WHAT TO WORK ON:
From the records below, pull each line that has "hair".

[Collected data]

━━━━━━━━━━━━━━━━

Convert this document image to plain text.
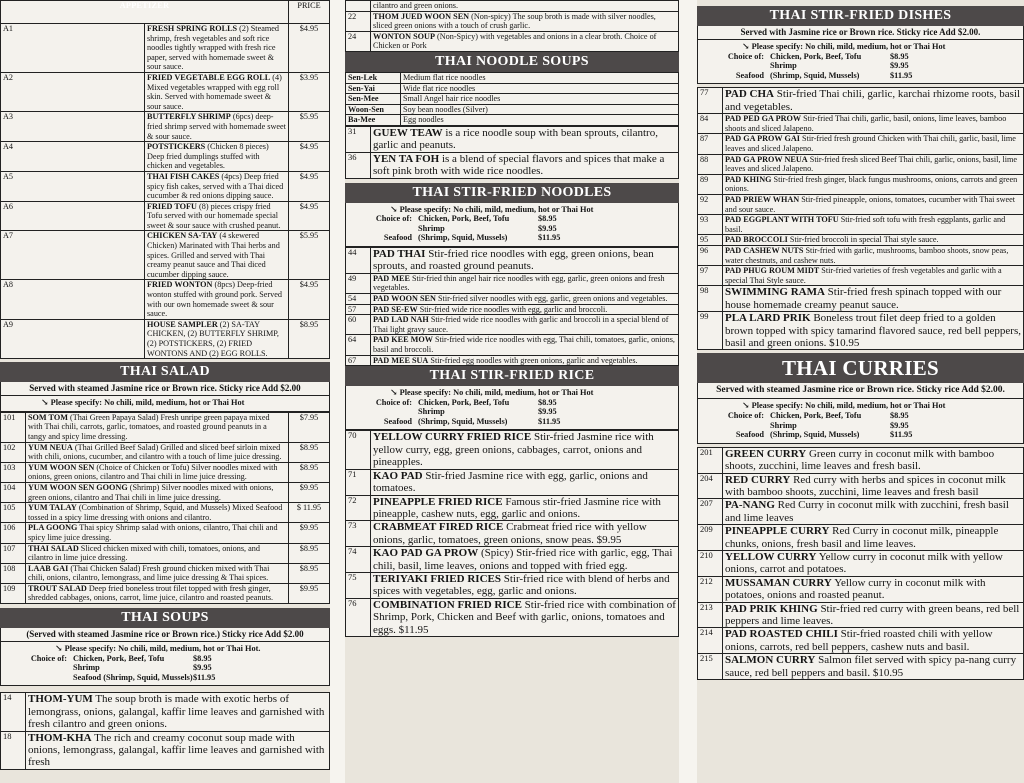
APPETIZER		PRICE
A1	FRESH SPRING ROLLS (2) Steamed shrimp, fresh vegetables and soft rice noodles tightly wrapped with fresh rice paper, served with homemade sweet & sour sauce.	$4.95
A2	FRIED VEGETABLE EGG ROLL (4) Mixed vegetables wrapped with egg roll skin. Served with homemade sweet & sour sauce.	$3.95
A3	BUTTERFLY SHRIMP (6pcs) deep-fried shrimp served with homemade sweet & sour sauce.	$5.95
A4	POTSTICKERS (Chicken 8 pieces) Deep fried dumplings stuffed with chicken and vegetables.	$4.95
A5	THAI FISH CAKES (4pcs) Deep fried spicy fish cakes, served with a Thai diced cucumber & red onions dipping sauce.	$4.95
A6	FRIED TOFU (8) pieces crispy fried Tofu served with our homemade special sweet & sour sauce with crushed peanut.	$4.95
A7	CHICKEN SA-TAY (4 skewered Chicken) Marinated with Thai herbs and spices. Grilled and served with Thai creamy peanut sauce and Thai diced cucumber dipping sauce.	$5.95
A8	FRIED WONTON (8pcs) Deep-fried wonton stuffed with ground pork. Served with our own homemade sweet & sour sauce.	$4.95
A9	HOUSE SAMPLER (2) SA-TAY CHICKEN, (2) BUTTERFLY SHRIMP, (2) POTSTICKERS, (2) FRIED WONTONS AND (2) EGG ROLLS.	$8.95
THAI SALAD
Served with steamed Jasmine rice or Brown rice. Sticky rice Add $2.00
↘ Please specify: No chili, mild, medium, hot or Thai Hot
101	SOM TOM (Thai Green Papaya Salad) Fresh unripe green papaya mixed with Thai chili, carrots, garlic, tomatoes, and roasted ground peanuts in a tangy and spicy lime dressing.	$7.95
102	YUM NEUA (Thai Grilled Beef Salad) Grilled and sliced beef sirloin mixed with chili, onions, cucumber, and cilantro with a touch of lime juice dressing.	$8.95
103	YUM WOON SEN (Choice of Chicken or Tofu) Silver noodles mixed with onions, green onions, cilantro and Thai chili in lime juice dressing.	$8.95
104	YUM WOON SEN GOONG (Shrimp) Silver noodles mixed with onions, green onions, cilantro and Thai chili in lime juice dressing.	$9.95
105	YUM TALAY (Combination of Shrimp, Squid, and Mussels) Mixed Seafood tossed in a spicy lime dressing with onions and cilantro.	$ 11.95
106	PLA GOONG Thai spicy Shrimp salad with onions, cilantro, Thai chili and spicy lime juice dressing.	$9.95
107	THAI SALAD Sliced chicken mixed with chili, tomatoes, onions, and cilantro in lime juice dressing.	$8.95
108	LAAB GAI (Thai Chicken Salad) Fresh ground chicken mixed with Thai chili, onions, cilantro, lemongrass, and lime juice dressing & Thai spices.	$8.95
109	TROUT SALAD Deep fried boneless trout filet topped with fresh ginger, shredded cabbages, onions, carrot, lime juice, cilantro and roasted peanuts.	$9.95
THAI SOUPS
(Served with steamed Jasmine rice or Brown rice.) Sticky rice Add $2.00
↘ Please specify: No chili, mild, medium, hot or Thai Hot.
Choice of: Chicken, Pork, Beef, Tofu	$8.95
Shrimp	$9.95
Seafood (Shrimp, Squid, Mussels) $11.95
14	THOM-YUM The soup broth is made with exotic herbs of lemongrass, onions, galangal, kaffir lime leaves and garnished with fresh cilantro and green onions.
18	THOM-KHA The rich and creamy coconut soup made with onions, lemongrass, galangal, kaffir lime leaves and garnished with fresh
	cilantro and green onions.
22	THOM JUED WOON SEN (Non-spicy) The soup broth is made with silver noodles, sliced green onions with a touch of crush garlic.
24	WONTON SOUP (Non-Spicy) with vegetables and onions in a clear broth. Choice of Chicken or Pork
THAI NOODLE SOUPS
Sen-Lek	Medium flat rice noodles
Sen-Yai	Wide flat rice noodles
Sen-Mee	Small Angel hair rice noodles
Woon-Sen	Soy bean noodles (Silver)
Ba-Mee	Egg noodles
31	GUEW TEAW is a rice noodle soup with bean sprouts, cilantro, garlic and peanuts.
36	YEN TA FOH is a blend of special flavors and spices that make a soft pink broth with wide rice noodles.
THAI STIR-FRIED NOODLES
↘ Please specify: No chili, mild, medium, hot or Thai Hot
Choice of: Chicken, Pork, Beef, Tofu	$8.95
Shrimp	$9.95
Seafood (Shrimp, Squid, Mussels)	$11.95
44	PAD THAI Stir-fried rice noodles with egg, green onions, bean sprouts, and roasted ground peanuts.
49	PAD MEE Stir-fried thin angel hair rice noodles with egg, garlic, green onions and fresh vegetables.
54	PAD WOON SEN Stir-fried silver noodles with egg, garlic, green onions and vegetables.
57	PAD SE-EW Stir-fried wide rice noodles with egg, garlic and broccoli.
60	PAD LAD NAH Stir-fried wide rice noodles with garlic and broccoli in a special blend of Thai light gravy sauce.
64	PAD KEE MOW Stir-fried wide rice noodles with egg, Thai chili, tomatoes, garlic, onions, basil and broccoli.
67	PAD MEE SUA Stir-fried egg noodles with green onions, garlic and vegetables.
THAI STIR-FRIED RICE
↘ Please specify: No chili, mild, medium, hot or Thai Hot
Choice of: Chicken, Pork, Beef, Tofu	$8.95
Shrimp	$9.95
Seafood (Shrimp, Squid, Mussels)	$11.95
70	YELLOW CURRY FRIED RICE Stir-fried Jasmine rice with yellow curry, egg, green onions, cabbages, carrot, onions and pineapples.
71	KAO PAD Stir-fried Jasmine rice with egg, garlic, onions and tomatoes.
72	PINEAPPLE FRIED RICE Famous stir-fried Jasmine rice with pineapple, cashew nuts, egg, garlic and onions.
73	CRABMEAT FIRED RICE Crabmeat fried rice with yellow onions, garlic, tomatoes, green onions, snow peas. $9.95
74	KAO PAD GA PROW (Spicy) Stir-fried rice with garlic, egg, Thai chili, basil, lime leaves, onions and topped with fried egg.
75	TERIYAKI FRIED RICES Stir-fried rice with blend of herbs and spices with vegetables, egg, garlic and onions.
76	COMBINATION FRIED RICE Stir-fried rice with combination of Shrimp, Pork, Chicken and Beef with garlic, onions, tomatoes and eggs. $11.95
THAI STIR-FRIED DISHES
Served with Jasmine rice or Brown rice. Sticky rice Add $2.00.
↘ Please specify: No chili, mild, medium, hot or Thai Hot
Choice of: Chicken, Pork, Beef, Tofu	$8.95
Shrimp	$9.95
Seafood (Shrimp, Squid, Mussels)	$11.95
77	PAD CHA Stir-fried Thai chili, garlic, karchai rhizome roots, basil and vegetables.
84	PAD PED GA PROW Stir-fried Thai chili, garlic, basil, onions, lime leaves, bamboo shoots and sliced Jalapeno.
87	PAD GA PROW GAI Stir-fried fresh ground Chicken with Thai chili, garlic, basil, lime leaves and sliced Jalapeno.
88	PAD GA PROW NEUA Stir-fried fresh sliced Beef Thai chili, garlic, onions, basil, lime leaves and sliced Jalapeno.
89	PAD KHING Stir-fried fresh ginger, black fungus mushrooms, onions, carrots and green onions.
92	PAD PRIEW WHAN Stir-fried pineapple, onions, tomatoes, cucumber with Thai sweet and sour sauce.
93	PAD EGGPLANT WITH TOFU Stir-fried soft tofu with fresh eggplants, garlic and basil.
95	PAD BROCCOLI Stir-fried broccoli in special Thai style sauce.
96	PAD CASHEW NUTS Stir-fried with garlic, mushrooms, bamboo shoots, snow peas, water chestnuts, and cashew nuts.
97	PAD PHUG ROUM MIDT Stir-fried varieties of fresh vegetables and garlic with a special Thai Style sauce.
98	SWIMMING RAMA Stir-fried fresh spinach topped with our house homemade creamy peanut sauce.
99	PLA LARD PRIK Boneless trout filet deep fried to a golden brown topped with spicy tamarind flavored sauce, red bell peppers, basil and green onions. $10.95
THAI CURRIES
Served with steamed Jasmine rice or Brown rice. Sticky rice Add $2.00.
↘ Please specify: No chili, mild, medium, hot or Thai Hot
Choice of: Chicken, Pork, Beef, Tofu	$8.95
Shrimp	$9.95
Seafood (Shrimp, Squid, Mussels)	$11.95
201	GREEN CURRY Green curry in coconut milk with bamboo shoots, zucchini, lime leaves and fresh basil.
204	RED CURRY Red curry with herbs and spices in coconut milk with bamboo shoots, zucchini, lime leaves and fresh basil
207	PA-NANG Red Curry in coconut milk with zucchini, fresh basil and lime leaves
209	PINEAPPLE CURRY Red Curry in coconut milk, pineapple chunks, onions, fresh basil and lime leaves.
210	YELLOW CURRY Yellow curry in coconut milk with yellow onions, carrot and potatoes.
212	MUSSAMAN CURRY Yellow curry in coconut milk with potatoes, onions and roasted peanut.
213	PAD PRIK KHING Stir-fried red curry with green beans, red bell peppers and lime leaves.
214	PAD ROASTED CHILI Stir-fried roasted chili with yellow onions, carrots, red bell peppers, cashew nuts and basil.
215	SALMON CURRY Salmon filet served with spicy pa-nang curry sauce, red bell peppers and basil. $10.95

━━━━━━━━━━━━━━━━

EXPECTED ANSWER:
Sen-Mee	Small Angel hair rice noodles
49	PAD MEE Stir-fried thin angel hair rice noodles with egg, garlic, green onions and fresh vegetables.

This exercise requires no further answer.